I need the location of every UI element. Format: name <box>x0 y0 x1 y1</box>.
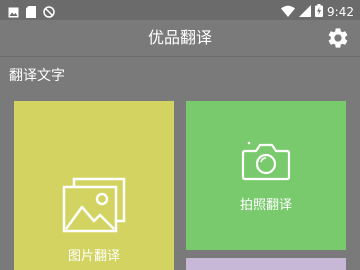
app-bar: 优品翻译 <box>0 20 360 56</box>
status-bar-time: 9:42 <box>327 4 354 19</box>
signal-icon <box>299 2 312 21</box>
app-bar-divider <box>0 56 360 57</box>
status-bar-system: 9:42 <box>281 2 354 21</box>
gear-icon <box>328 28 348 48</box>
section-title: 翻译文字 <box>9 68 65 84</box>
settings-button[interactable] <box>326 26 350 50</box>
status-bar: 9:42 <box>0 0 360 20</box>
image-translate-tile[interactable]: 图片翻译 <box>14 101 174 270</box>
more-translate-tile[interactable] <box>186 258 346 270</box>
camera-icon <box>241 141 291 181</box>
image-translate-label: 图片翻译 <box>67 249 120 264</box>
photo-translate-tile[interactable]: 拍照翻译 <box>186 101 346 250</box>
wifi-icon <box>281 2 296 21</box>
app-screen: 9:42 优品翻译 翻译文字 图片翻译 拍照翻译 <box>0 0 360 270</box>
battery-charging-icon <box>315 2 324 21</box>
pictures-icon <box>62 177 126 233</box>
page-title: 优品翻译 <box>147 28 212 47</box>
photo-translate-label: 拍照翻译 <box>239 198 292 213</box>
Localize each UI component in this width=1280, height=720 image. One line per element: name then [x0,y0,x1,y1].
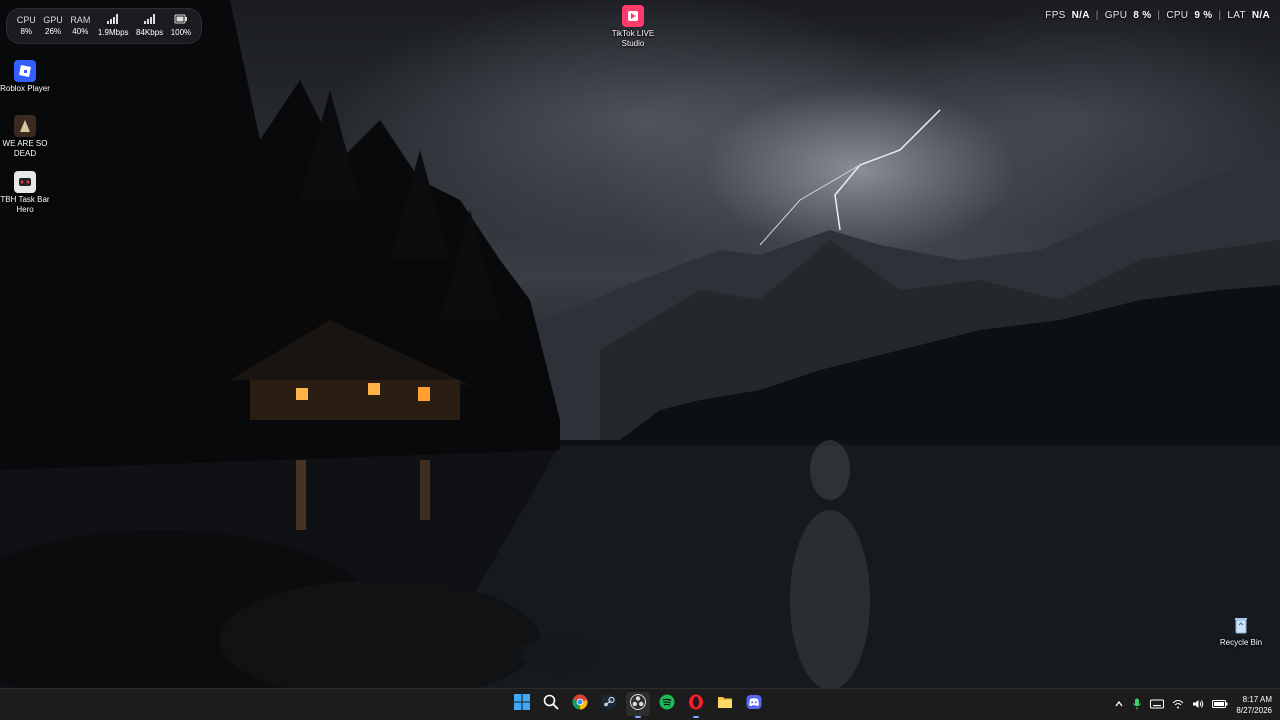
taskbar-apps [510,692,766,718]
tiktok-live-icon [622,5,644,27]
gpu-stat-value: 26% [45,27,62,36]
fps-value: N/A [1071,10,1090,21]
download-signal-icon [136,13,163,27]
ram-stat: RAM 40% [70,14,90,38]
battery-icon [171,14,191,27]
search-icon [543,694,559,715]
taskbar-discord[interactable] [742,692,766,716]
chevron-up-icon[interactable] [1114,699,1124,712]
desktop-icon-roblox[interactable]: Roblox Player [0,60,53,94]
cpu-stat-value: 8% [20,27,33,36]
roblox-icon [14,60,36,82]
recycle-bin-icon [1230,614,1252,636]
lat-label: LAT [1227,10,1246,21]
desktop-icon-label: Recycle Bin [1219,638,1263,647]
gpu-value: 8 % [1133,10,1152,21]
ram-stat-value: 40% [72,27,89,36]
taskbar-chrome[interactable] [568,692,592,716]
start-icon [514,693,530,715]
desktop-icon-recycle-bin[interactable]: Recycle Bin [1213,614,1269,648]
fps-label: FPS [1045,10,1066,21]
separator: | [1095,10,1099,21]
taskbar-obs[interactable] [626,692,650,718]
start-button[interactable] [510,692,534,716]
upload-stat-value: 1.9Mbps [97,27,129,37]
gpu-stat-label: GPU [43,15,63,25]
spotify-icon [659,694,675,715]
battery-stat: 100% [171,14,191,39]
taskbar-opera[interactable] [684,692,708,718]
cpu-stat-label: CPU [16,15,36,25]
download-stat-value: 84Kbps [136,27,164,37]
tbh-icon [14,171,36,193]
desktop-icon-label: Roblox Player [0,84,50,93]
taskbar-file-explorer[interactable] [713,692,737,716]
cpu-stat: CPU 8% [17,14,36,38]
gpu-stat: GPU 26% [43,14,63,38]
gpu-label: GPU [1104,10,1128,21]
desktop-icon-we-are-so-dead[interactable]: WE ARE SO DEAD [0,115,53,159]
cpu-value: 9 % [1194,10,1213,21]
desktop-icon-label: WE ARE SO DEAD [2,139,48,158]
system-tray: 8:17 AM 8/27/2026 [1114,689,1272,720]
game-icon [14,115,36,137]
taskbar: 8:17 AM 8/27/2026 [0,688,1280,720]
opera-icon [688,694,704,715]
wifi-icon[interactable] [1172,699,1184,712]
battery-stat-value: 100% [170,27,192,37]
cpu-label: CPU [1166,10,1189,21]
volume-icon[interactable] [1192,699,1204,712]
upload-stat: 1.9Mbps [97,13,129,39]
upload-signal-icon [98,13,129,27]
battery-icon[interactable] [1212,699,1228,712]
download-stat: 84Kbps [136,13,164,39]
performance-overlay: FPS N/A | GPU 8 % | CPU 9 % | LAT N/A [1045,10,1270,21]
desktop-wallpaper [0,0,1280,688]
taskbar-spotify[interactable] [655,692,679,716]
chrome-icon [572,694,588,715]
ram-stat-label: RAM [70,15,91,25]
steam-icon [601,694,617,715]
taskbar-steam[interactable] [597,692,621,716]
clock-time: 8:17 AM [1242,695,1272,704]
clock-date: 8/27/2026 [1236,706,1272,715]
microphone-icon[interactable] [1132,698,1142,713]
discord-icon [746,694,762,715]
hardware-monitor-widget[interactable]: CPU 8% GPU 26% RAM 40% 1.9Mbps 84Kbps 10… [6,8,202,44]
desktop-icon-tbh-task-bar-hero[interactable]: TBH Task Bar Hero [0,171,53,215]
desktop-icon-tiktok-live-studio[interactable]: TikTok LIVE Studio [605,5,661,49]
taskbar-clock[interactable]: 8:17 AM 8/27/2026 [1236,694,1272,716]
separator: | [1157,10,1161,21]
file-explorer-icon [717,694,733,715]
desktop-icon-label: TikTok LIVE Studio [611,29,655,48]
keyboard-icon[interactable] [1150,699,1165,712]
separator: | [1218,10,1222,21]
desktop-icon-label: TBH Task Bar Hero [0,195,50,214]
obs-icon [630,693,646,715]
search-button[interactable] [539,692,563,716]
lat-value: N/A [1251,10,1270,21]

______

SET PROBLEM -> Copy the entries starting at the line containing "taskbar-apps [510,692,766,718]" and ending at the line containing "taskbar-discord[interactable] [742,692,766,716]", both included, reproducing each line unchanged.

ANSWER TO THE PROBLEM ->
taskbar-apps [510,692,766,718]
tiktok-live-icon [622,5,644,27]
gpu-stat-value: 26% [45,27,62,36]
fps-value: N/A [1071,10,1090,21]
download-signal-icon [136,13,163,27]
ram-stat: RAM 40% [70,14,90,38]
battery-icon [171,14,191,27]
search-icon [543,694,559,715]
taskbar-discord[interactable] [742,692,766,716]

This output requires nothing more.